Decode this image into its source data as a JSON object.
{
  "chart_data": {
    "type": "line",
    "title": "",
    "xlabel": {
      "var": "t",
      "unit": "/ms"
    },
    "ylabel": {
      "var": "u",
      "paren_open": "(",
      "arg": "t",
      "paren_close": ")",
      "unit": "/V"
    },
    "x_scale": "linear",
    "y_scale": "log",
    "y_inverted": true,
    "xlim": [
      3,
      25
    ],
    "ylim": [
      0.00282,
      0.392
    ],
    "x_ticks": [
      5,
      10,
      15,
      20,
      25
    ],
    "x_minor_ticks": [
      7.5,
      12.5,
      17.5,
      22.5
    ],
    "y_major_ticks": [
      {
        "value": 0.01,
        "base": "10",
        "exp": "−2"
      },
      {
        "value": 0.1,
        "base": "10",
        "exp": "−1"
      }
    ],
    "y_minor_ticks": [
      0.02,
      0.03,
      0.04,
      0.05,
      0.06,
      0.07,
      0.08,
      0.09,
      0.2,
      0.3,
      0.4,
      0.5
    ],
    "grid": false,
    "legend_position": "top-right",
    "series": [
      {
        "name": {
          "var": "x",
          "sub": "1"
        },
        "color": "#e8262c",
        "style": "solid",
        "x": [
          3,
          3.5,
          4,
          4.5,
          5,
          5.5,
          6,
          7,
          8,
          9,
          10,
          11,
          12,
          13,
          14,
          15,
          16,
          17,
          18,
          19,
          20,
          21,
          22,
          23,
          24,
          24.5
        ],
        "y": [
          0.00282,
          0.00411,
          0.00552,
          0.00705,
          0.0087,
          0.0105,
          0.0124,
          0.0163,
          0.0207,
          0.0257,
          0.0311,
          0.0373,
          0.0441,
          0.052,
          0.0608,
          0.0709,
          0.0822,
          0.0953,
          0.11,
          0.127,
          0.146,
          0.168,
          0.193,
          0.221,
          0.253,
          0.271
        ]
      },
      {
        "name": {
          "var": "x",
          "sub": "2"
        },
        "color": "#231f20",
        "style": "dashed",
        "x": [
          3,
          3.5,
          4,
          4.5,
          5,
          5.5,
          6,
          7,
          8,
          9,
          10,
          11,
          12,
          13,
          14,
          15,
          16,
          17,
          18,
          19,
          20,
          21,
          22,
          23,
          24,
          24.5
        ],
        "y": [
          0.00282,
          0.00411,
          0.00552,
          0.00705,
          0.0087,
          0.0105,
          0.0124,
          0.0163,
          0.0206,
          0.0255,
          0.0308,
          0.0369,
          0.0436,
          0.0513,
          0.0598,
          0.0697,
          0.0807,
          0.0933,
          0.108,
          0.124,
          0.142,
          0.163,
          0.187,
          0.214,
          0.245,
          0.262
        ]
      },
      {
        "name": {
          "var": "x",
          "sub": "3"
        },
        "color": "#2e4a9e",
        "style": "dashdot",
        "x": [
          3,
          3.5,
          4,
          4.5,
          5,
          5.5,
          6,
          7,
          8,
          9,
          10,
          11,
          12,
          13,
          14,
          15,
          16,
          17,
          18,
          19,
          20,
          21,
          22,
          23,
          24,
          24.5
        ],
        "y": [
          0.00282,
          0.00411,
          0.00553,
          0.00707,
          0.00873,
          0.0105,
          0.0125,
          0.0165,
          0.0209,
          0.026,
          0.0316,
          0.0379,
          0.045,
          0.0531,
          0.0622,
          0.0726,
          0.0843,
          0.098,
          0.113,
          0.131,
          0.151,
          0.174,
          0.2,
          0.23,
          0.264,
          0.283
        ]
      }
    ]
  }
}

§ §

Isolate the lines that hold the word "style" and copy all of them.

        "style": "solid",
        "style": "dashed",
        "style": "dashdot",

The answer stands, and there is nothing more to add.